> **WHAT YOU ARE ASKED TO DO**: Your task is to repeat the entries exactly. Leave the pictures out.

===== ENTRIES PROVIDED =====

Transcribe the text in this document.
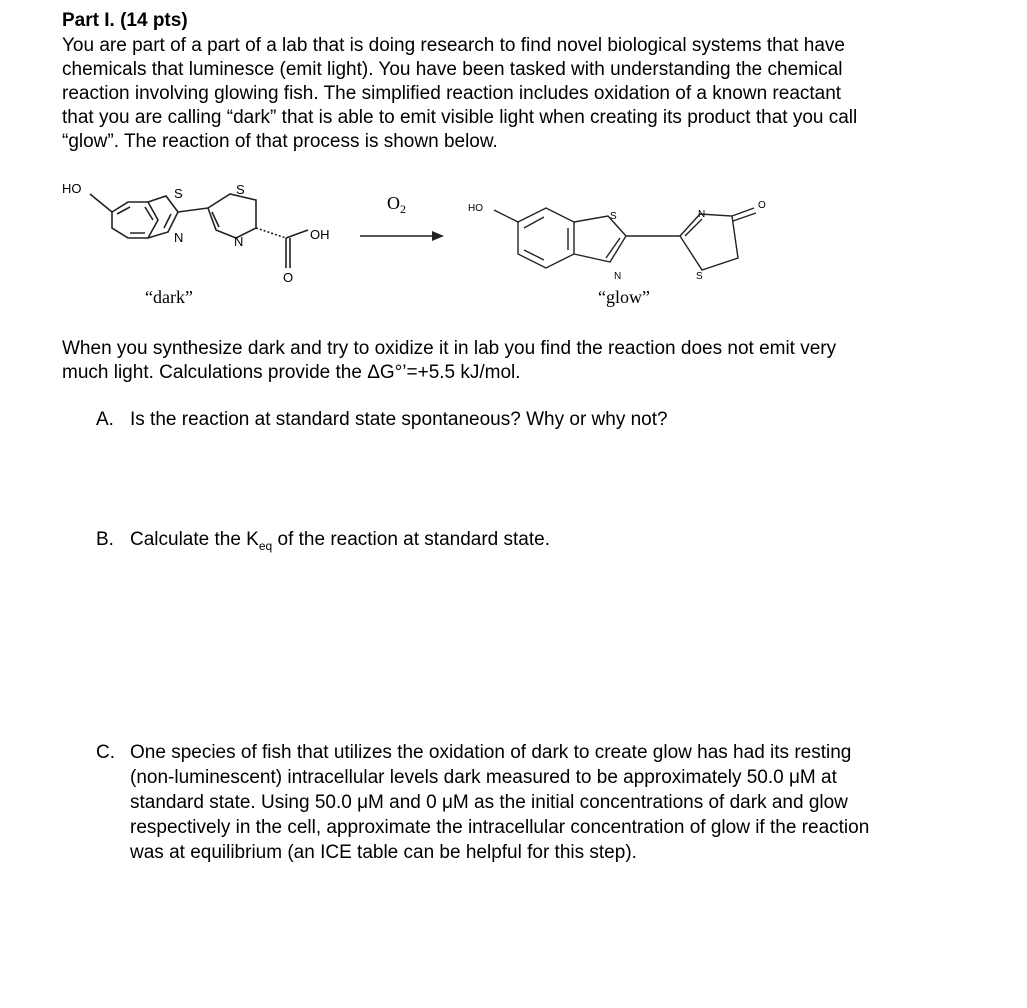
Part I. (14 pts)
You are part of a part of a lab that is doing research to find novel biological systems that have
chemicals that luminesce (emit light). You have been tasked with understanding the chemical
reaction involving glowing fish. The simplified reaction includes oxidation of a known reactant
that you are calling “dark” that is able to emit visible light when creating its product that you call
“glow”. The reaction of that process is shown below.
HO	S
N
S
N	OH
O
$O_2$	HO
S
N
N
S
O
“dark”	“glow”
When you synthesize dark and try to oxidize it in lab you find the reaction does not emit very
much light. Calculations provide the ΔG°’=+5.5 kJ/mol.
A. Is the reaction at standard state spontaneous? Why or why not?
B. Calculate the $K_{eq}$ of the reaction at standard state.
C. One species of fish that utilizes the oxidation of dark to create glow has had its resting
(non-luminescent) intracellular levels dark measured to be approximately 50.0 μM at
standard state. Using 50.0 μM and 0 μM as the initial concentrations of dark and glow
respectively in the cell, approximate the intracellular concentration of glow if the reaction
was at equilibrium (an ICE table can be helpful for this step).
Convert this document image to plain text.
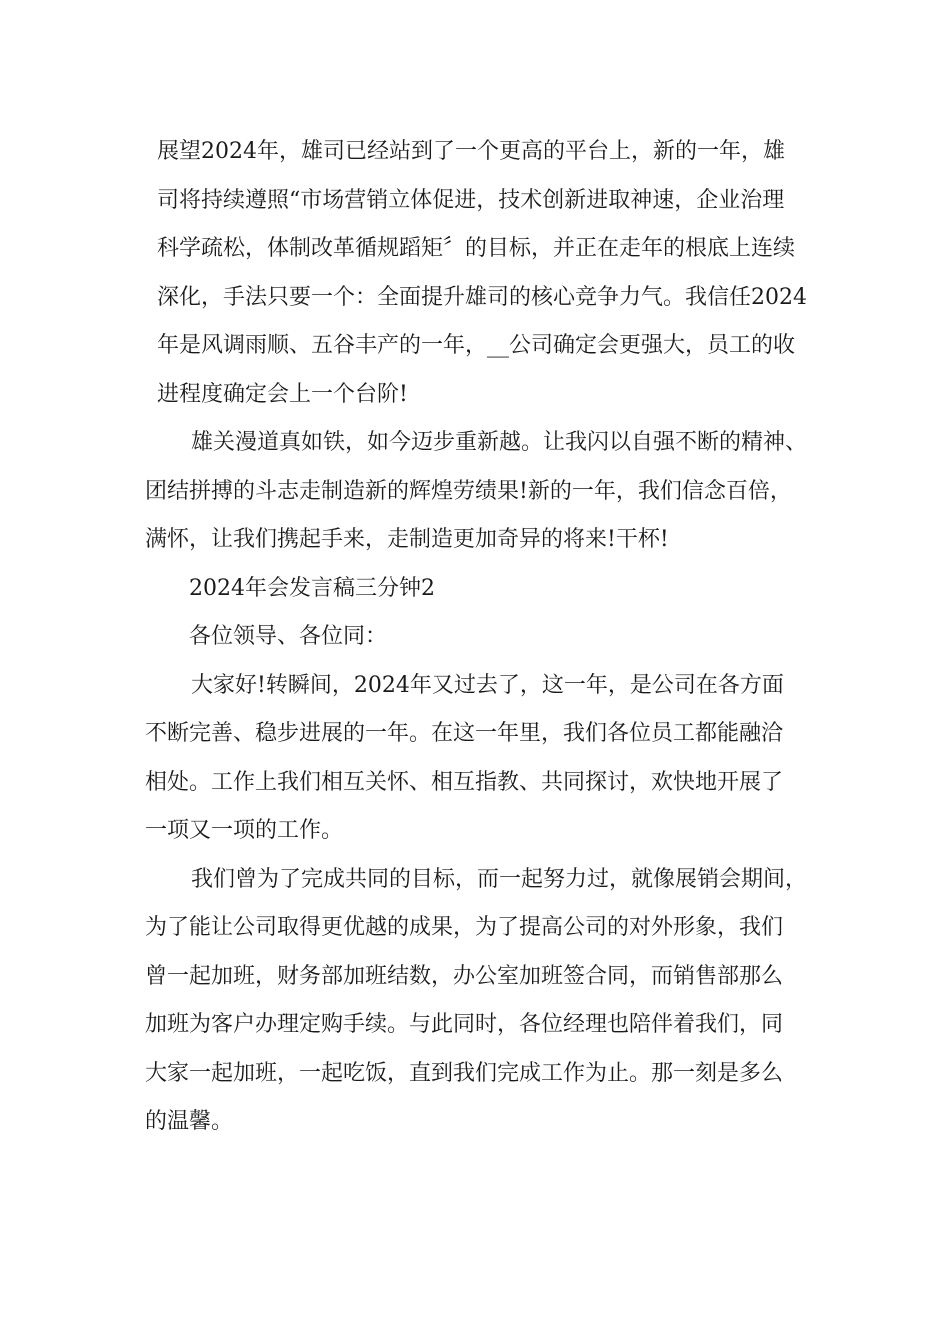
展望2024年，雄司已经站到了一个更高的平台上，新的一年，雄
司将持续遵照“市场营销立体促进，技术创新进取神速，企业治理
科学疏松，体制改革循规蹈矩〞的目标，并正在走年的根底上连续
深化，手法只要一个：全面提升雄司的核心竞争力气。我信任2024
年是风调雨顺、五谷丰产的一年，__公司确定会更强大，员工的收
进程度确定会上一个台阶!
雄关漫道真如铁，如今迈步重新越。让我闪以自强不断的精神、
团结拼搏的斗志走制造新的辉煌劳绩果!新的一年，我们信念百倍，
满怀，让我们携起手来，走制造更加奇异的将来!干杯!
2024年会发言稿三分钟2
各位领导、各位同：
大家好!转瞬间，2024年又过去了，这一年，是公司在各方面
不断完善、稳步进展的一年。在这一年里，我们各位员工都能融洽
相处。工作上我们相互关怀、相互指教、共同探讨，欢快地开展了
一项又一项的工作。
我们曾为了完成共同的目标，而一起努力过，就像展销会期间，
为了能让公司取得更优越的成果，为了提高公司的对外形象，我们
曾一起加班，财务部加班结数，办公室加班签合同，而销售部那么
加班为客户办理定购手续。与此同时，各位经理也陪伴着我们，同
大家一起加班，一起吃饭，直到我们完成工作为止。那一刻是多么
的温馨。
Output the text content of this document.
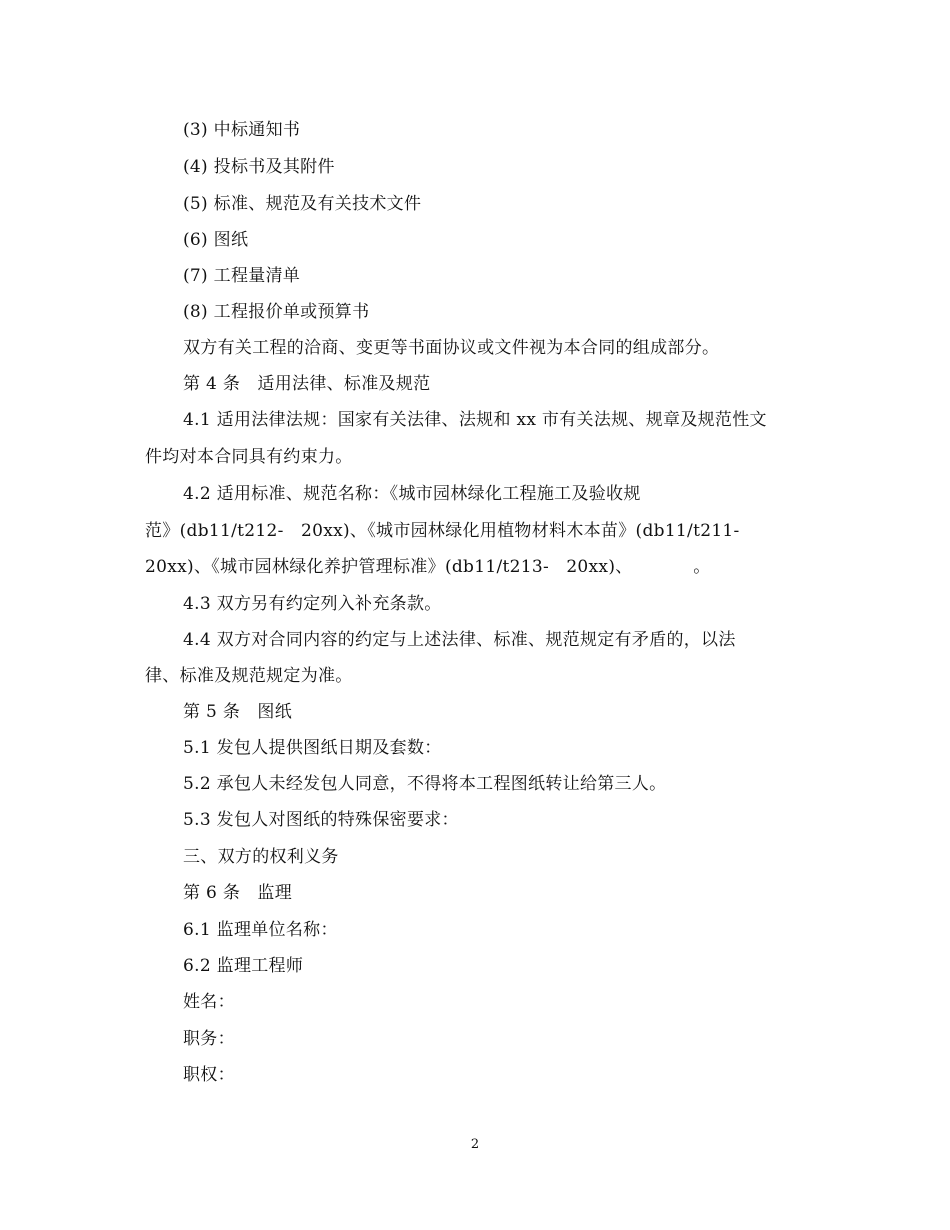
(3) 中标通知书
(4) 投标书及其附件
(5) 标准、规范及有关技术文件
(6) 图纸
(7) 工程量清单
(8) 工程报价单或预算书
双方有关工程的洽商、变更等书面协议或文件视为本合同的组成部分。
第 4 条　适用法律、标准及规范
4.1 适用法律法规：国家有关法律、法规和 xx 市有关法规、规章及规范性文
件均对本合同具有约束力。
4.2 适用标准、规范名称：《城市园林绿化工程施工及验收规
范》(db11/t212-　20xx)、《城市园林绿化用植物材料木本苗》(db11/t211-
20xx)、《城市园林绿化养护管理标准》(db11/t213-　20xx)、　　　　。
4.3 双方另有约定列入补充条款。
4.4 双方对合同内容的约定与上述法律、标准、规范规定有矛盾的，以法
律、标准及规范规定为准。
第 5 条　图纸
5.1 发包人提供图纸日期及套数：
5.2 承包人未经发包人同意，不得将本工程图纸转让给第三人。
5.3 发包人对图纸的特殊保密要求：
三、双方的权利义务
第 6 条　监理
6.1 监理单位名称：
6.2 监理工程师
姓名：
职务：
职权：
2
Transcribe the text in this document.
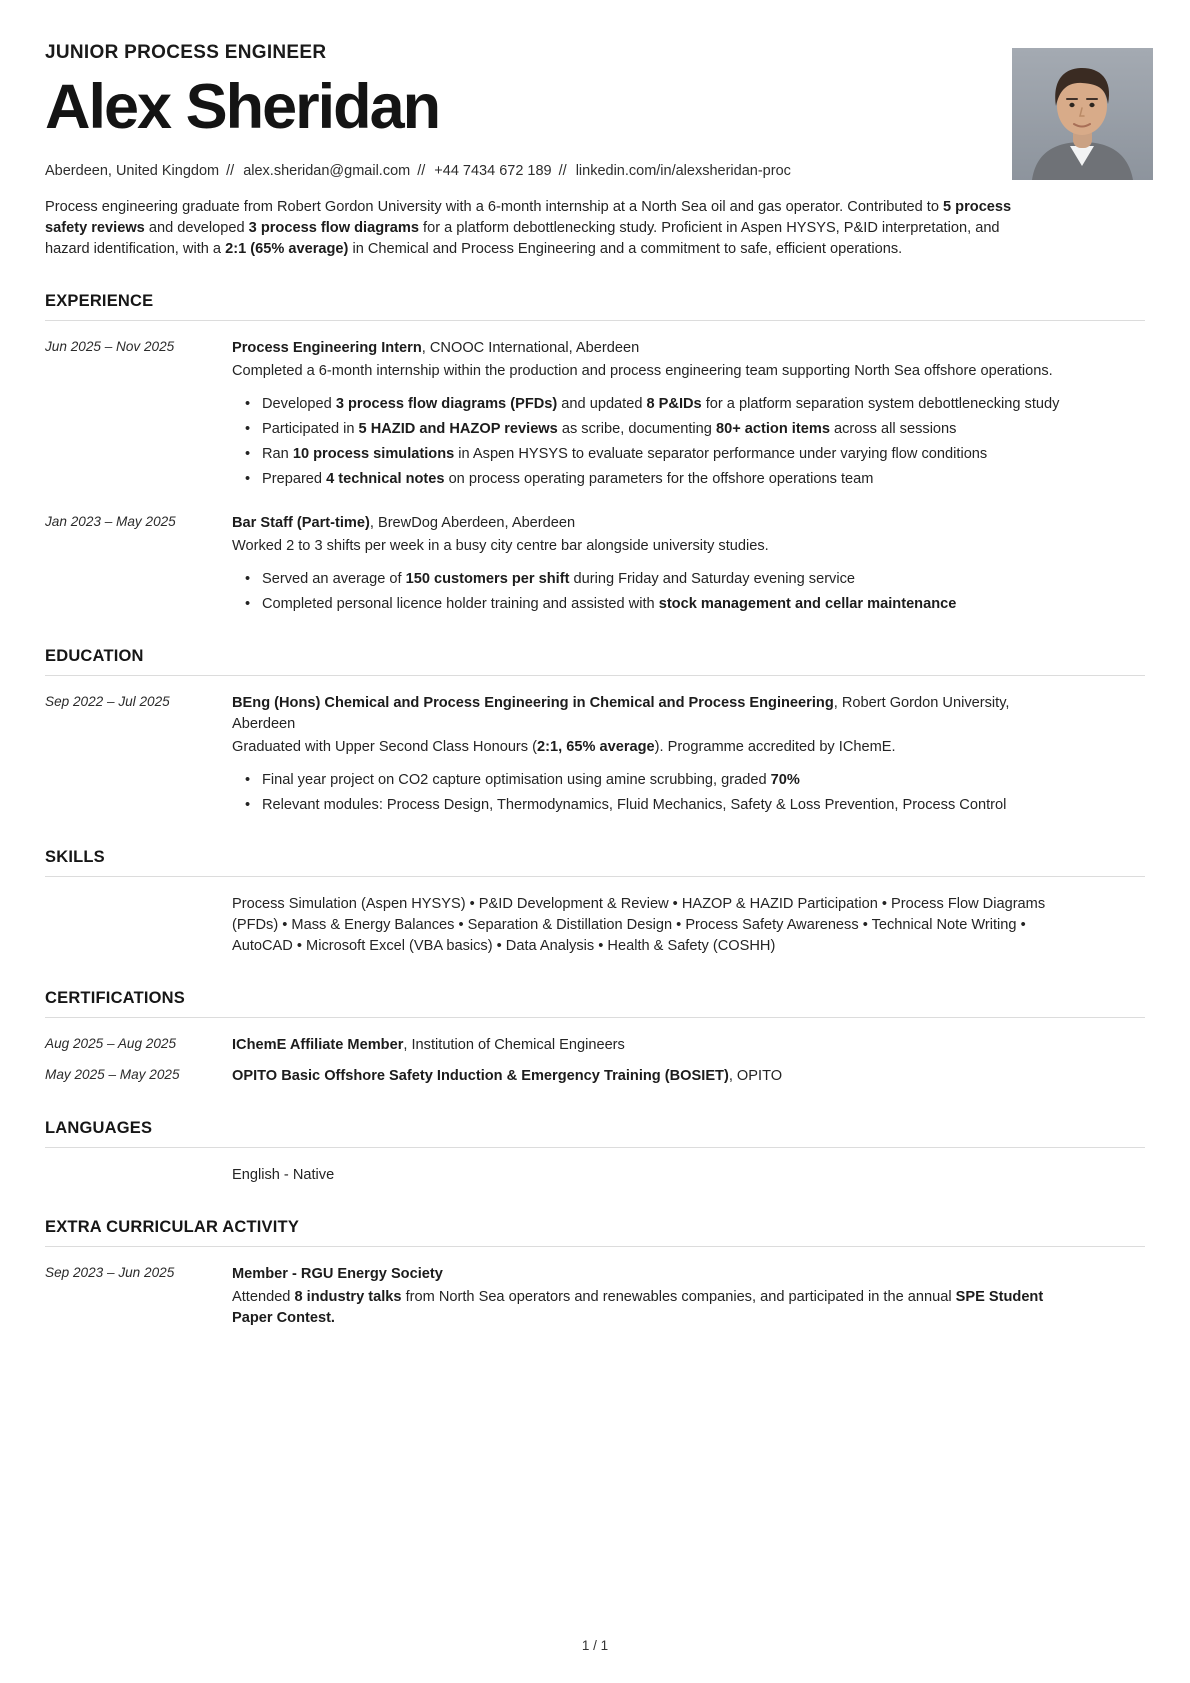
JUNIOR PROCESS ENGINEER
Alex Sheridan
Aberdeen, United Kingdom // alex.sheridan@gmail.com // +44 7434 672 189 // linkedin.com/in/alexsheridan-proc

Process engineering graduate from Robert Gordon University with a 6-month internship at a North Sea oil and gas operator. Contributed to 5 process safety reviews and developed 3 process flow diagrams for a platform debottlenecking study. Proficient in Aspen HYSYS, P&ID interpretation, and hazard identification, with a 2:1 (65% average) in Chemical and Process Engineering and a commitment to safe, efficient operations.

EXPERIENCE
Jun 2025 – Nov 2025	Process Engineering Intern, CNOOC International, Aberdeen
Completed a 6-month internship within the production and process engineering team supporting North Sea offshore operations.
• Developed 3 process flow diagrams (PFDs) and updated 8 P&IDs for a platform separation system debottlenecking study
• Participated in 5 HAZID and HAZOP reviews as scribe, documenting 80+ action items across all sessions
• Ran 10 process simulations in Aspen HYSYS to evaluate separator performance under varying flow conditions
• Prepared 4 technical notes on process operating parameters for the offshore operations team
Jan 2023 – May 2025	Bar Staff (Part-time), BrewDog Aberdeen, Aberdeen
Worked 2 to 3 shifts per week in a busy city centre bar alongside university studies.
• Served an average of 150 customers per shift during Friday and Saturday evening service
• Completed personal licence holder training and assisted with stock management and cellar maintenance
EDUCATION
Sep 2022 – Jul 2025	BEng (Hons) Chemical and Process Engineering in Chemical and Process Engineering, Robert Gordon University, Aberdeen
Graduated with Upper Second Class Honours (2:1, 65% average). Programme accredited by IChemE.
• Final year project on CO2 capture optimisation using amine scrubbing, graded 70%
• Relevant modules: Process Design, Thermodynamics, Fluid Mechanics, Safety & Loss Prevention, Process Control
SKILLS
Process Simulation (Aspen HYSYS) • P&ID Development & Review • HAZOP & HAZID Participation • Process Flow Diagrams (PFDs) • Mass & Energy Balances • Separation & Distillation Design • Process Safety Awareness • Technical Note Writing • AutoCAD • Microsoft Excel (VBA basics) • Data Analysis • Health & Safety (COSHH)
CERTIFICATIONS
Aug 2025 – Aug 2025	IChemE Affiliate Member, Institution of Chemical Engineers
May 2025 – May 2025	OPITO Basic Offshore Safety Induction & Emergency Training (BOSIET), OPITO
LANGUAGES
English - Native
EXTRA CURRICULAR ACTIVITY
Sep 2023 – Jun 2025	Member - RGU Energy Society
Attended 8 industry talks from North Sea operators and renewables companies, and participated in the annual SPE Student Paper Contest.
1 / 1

=====

> **SOLUTION**:
Transcribe the text in this document.
Part I. (14 pts)
You are part of a part of a lab that is doing research to find novel biological systems that have
chemicals that luminesce (emit light). You have been tasked with understanding the chemical
reaction involving glowing fish. The simplified reaction includes oxidation of a known reactant
that you are calling “dark” that is able to emit visible light when creating its product that you call
“glow”. The reaction of that process is shown below.
HO	S
N
S
N	OH
O
$O_2$	HO
S
N
N
S
O
“dark”	“glow”
When you synthesize dark and try to oxidize it in lab you find the reaction does not emit very
much light. Calculations provide the ΔG°’=+5.5 kJ/mol.
A. Is the reaction at standard state spontaneous? Why or why not?
B. Calculate the $K_{eq}$ of the reaction at standard state.
C. One species of fish that utilizes the oxidation of dark to create glow has had its resting
(non-luminescent) intracellular levels dark measured to be approximately 50.0 μM at
standard state. Using 50.0 μM and 0 μM as the initial concentrations of dark and glow
respectively in the cell, approximate the intracellular concentration of glow if the reaction
was at equilibrium (an ICE table can be helpful for this step).
Convert this document image to plain text.
展望2024年，雄司已经站到了一个更高的平台上，新的一年，雄
司将持续遵照“市场营销立体促进，技术创新进取神速，企业治理
科学疏松，体制改革循规蹈矩〞的目标，并正在走年的根底上连续
深化，手法只要一个：全面提升雄司的核心竞争力气。我信任2024
年是风调雨顺、五谷丰产的一年，__公司确定会更强大，员工的收
进程度确定会上一个台阶!
雄关漫道真如铁，如今迈步重新越。让我闪以自强不断的精神、
团结拼搏的斗志走制造新的辉煌劳绩果!新的一年，我们信念百倍，
满怀，让我们携起手来，走制造更加奇异的将来!干杯!
2024年会发言稿三分钟2
各位领导、各位同：
大家好!转瞬间，2024年又过去了，这一年，是公司在各方面
不断完善、稳步进展的一年。在这一年里，我们各位员工都能融洽
相处。工作上我们相互关怀、相互指教、共同探讨，欢快地开展了
一项又一项的工作。
我们曾为了完成共同的目标，而一起努力过，就像展销会期间，
为了能让公司取得更优越的成果，为了提高公司的对外形象，我们
曾一起加班，财务部加班结数，办公室加班签合同，而销售部那么
加班为客户办理定购手续。与此同时，各位经理也陪伴着我们，同
大家一起加班，一起吃饭，直到我们完成工作为止。那一刻是多么
的温馨。
Output the text content of this document.
(3) 中标通知书
(4) 投标书及其附件
(5) 标准、规范及有关技术文件
(6) 图纸
(7) 工程量清单
(8) 工程报价单或预算书
双方有关工程的洽商、变更等书面协议或文件视为本合同的组成部分。
第 4 条　适用法律、标准及规范
4.1 适用法律法规：国家有关法律、法规和 xx 市有关法规、规章及规范性文
件均对本合同具有约束力。
4.2 适用标准、规范名称：《城市园林绿化工程施工及验收规
范》(db11/t212-　20xx)、《城市园林绿化用植物材料木本苗》(db11/t211-
20xx)、《城市园林绿化养护管理标准》(db11/t213-　20xx)、　　　　。
4.3 双方另有约定列入补充条款。
4.4 双方对合同内容的约定与上述法律、标准、规范规定有矛盾的，以法
律、标准及规范规定为准。
第 5 条　图纸
5.1 发包人提供图纸日期及套数：
5.2 承包人未经发包人同意，不得将本工程图纸转让给第三人。
5.3 发包人对图纸的特殊保密要求：
三、双方的权利义务
第 6 条　监理
6.1 监理单位名称：
6.2 监理工程师
姓名：
职务：
职权：
2
Transcribe the text in this document.
JUNIOR PROCESS ENGINEER
Alex Sheridan
Aberdeen, United Kingdom // alex.sheridan@gmail.com // +44 7434 672 189 // linkedin.com/in/alexsheridan-proc

Process engineering graduate from Robert Gordon University with a 6-month internship at a North Sea oil and gas operator. Contributed to 5 process safety reviews and developed 3 process flow diagrams for a platform debottlenecking study. Proficient in Aspen HYSYS, P&ID interpretation, and hazard identification, with a 2:1 (65% average) in Chemical and Process Engineering and a commitment to safe, efficient operations.

EXPERIENCE
Jun 2025 – Nov 2025	Process Engineering Intern, CNOOC International, Aberdeen
Completed a 6-month internship within the production and process engineering team supporting North Sea offshore operations.
• Developed 3 process flow diagrams (PFDs) and updated 8 P&IDs for a platform separation system debottlenecking study
• Participated in 5 HAZID and HAZOP reviews as scribe, documenting 80+ action items across all sessions
• Ran 10 process simulations in Aspen HYSYS to evaluate separator performance under varying flow conditions
• Prepared 4 technical notes on process operating parameters for the offshore operations team
Jan 2023 – May 2025	Bar Staff (Part-time), BrewDog Aberdeen, Aberdeen
Worked 2 to 3 shifts per week in a busy city centre bar alongside university studies.
• Served an average of 150 customers per shift during Friday and Saturday evening service
• Completed personal licence holder training and assisted with stock management and cellar maintenance
EDUCATION
Sep 2022 – Jul 2025	BEng (Hons) Chemical and Process Engineering in Chemical and Process Engineering, Robert Gordon University, Aberdeen
Graduated with Upper Second Class Honours (2:1, 65% average). Programme accredited by IChemE.
• Final year project on CO2 capture optimisation using amine scrubbing, graded 70%
• Relevant modules: Process Design, Thermodynamics, Fluid Mechanics, Safety & Loss Prevention, Process Control
SKILLS
Process Simulation (Aspen HYSYS) • P&ID Development & Review • HAZOP & HAZID Participation • Process Flow Diagrams (PFDs) • Mass & Energy Balances • Separation & Distillation Design • Process Safety Awareness • Technical Note Writing • AutoCAD • Microsoft Excel (VBA basics) • Data Analysis • Health & Safety (COSHH)
CERTIFICATIONS
Aug 2025 – Aug 2025	IChemE Affiliate Member, Institution of Chemical Engineers
May 2025 – May 2025	OPITO Basic Offshore Safety Induction & Emergency Training (BOSIET), OPITO
LANGUAGES
English - Native
EXTRA CURRICULAR ACTIVITY
Sep 2023 – Jun 2025	Member - RGU Energy Society
Attended 8 industry talks from North Sea operators and renewables companies, and participated in the annual SPE Student Paper Contest.
1 / 1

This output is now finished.